──────── RECORDS TO USE ────────
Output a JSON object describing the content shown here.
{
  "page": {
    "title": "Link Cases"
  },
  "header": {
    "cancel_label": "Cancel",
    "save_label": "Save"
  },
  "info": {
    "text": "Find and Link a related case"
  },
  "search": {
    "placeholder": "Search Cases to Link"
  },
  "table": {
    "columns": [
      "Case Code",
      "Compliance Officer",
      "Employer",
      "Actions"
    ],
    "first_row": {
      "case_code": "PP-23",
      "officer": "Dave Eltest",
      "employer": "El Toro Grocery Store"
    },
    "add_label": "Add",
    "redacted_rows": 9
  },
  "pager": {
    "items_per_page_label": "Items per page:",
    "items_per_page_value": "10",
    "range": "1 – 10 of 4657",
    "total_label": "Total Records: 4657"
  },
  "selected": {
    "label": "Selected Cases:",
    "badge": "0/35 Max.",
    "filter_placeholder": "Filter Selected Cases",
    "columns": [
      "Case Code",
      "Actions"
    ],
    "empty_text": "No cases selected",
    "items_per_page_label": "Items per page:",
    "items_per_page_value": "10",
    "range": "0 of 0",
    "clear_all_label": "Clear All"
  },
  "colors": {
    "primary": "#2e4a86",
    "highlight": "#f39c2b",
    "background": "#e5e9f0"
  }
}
────────
Copy out all of the records shown above exactly.

**FULL ANSWER:**
Output a JSON object describing the content shown here.
{
  "page": {
    "title": "Link Cases"
  },
  "header": {
    "cancel_label": "Cancel",
    "save_label": "Save"
  },
  "info": {
    "text": "Find and Link a related case"
  },
  "search": {
    "placeholder": "Search Cases to Link"
  },
  "table": {
    "columns": [
      "Case Code",
      "Compliance Officer",
      "Employer",
      "Actions"
    ],
    "first_row": {
      "case_code": "PP-23",
      "officer": "Dave Eltest",
      "employer": "El Toro Grocery Store"
    },
    "add_label": "Add",
    "redacted_rows": 9
  },
  "pager": {
    "items_per_page_label": "Items per page:",
    "items_per_page_value": "10",
    "range": "1 – 10 of 4657",
    "total_label": "Total Records: 4657"
  },
  "selected": {
    "label": "Selected Cases:",
    "badge": "0/35 Max.",
    "filter_placeholder": "Filter Selected Cases",
    "columns": [
      "Case Code",
      "Actions"
    ],
    "empty_text": "No cases selected",
    "items_per_page_label": "Items per page:",
    "items_per_page_value": "10",
    "range": "0 of 0",
    "clear_all_label": "Clear All"
  },
  "colors": {
    "primary": "#2e4a86",
    "highlight": "#f39c2b",
    "background": "#e5e9f0"
  }
}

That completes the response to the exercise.